#### THE RECORDS:
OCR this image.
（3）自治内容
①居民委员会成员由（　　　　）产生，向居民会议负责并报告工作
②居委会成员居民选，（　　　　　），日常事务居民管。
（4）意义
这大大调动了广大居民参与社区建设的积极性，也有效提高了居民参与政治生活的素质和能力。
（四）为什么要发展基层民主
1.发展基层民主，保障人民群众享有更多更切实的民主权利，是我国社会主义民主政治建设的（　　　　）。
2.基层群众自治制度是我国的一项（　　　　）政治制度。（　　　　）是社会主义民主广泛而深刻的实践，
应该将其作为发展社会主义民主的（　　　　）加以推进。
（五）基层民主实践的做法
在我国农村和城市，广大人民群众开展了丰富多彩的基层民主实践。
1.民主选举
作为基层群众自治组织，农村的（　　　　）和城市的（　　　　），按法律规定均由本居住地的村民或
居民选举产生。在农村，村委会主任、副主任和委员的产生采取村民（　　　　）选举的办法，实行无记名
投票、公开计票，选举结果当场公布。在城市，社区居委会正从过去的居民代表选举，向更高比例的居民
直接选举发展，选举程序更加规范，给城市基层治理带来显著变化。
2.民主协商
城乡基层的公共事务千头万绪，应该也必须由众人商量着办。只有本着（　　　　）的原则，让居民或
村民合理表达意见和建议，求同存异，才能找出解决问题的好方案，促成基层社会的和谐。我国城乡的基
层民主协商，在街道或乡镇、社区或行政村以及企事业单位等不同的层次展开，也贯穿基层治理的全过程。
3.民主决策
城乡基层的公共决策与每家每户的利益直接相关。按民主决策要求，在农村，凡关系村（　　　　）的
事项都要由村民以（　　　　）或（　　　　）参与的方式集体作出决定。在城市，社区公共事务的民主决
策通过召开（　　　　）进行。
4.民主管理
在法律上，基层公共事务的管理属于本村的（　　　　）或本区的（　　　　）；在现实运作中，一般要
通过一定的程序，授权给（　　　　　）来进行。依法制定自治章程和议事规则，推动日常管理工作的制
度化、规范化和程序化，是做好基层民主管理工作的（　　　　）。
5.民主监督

#### STATED TASK:
Write out every line of the material again, exactly as it reads.

#### RESPONSE TO THE TASK:
OCR this image.
（3）自治内容
①居民委员会成员由（　　　　）产生，向居民会议负责并报告工作
②居委会成员居民选，（　　　　　），日常事务居民管。
（4）意义
这大大调动了广大居民参与社区建设的积极性，也有效提高了居民参与政治生活的素质和能力。
（四）为什么要发展基层民主
1.发展基层民主，保障人民群众享有更多更切实的民主权利，是我国社会主义民主政治建设的（　　　　）。
2.基层群众自治制度是我国的一项（　　　　）政治制度。（　　　　）是社会主义民主广泛而深刻的实践，
应该将其作为发展社会主义民主的（　　　　）加以推进。
（五）基层民主实践的做法
在我国农村和城市，广大人民群众开展了丰富多彩的基层民主实践。
1.民主选举
作为基层群众自治组织，农村的（　　　　）和城市的（　　　　），按法律规定均由本居住地的村民或
居民选举产生。在农村，村委会主任、副主任和委员的产生采取村民（　　　　）选举的办法，实行无记名
投票、公开计票，选举结果当场公布。在城市，社区居委会正从过去的居民代表选举，向更高比例的居民
直接选举发展，选举程序更加规范，给城市基层治理带来显著变化。
2.民主协商
城乡基层的公共事务千头万绪，应该也必须由众人商量着办。只有本着（　　　　）的原则，让居民或
村民合理表达意见和建议，求同存异，才能找出解决问题的好方案，促成基层社会的和谐。我国城乡的基
层民主协商，在街道或乡镇、社区或行政村以及企事业单位等不同的层次展开，也贯穿基层治理的全过程。
3.民主决策
城乡基层的公共决策与每家每户的利益直接相关。按民主决策要求，在农村，凡关系村（　　　　）的
事项都要由村民以（　　　　）或（　　　　）参与的方式集体作出决定。在城市，社区公共事务的民主决
策通过召开（　　　　）进行。
4.民主管理
在法律上，基层公共事务的管理属于本村的（　　　　）或本区的（　　　　）；在现实运作中，一般要
通过一定的程序，授权给（　　　　　）来进行。依法制定自治章程和议事规则，推动日常管理工作的制
度化、规范化和程序化，是做好基层民主管理工作的（　　　　）。
5.民主监督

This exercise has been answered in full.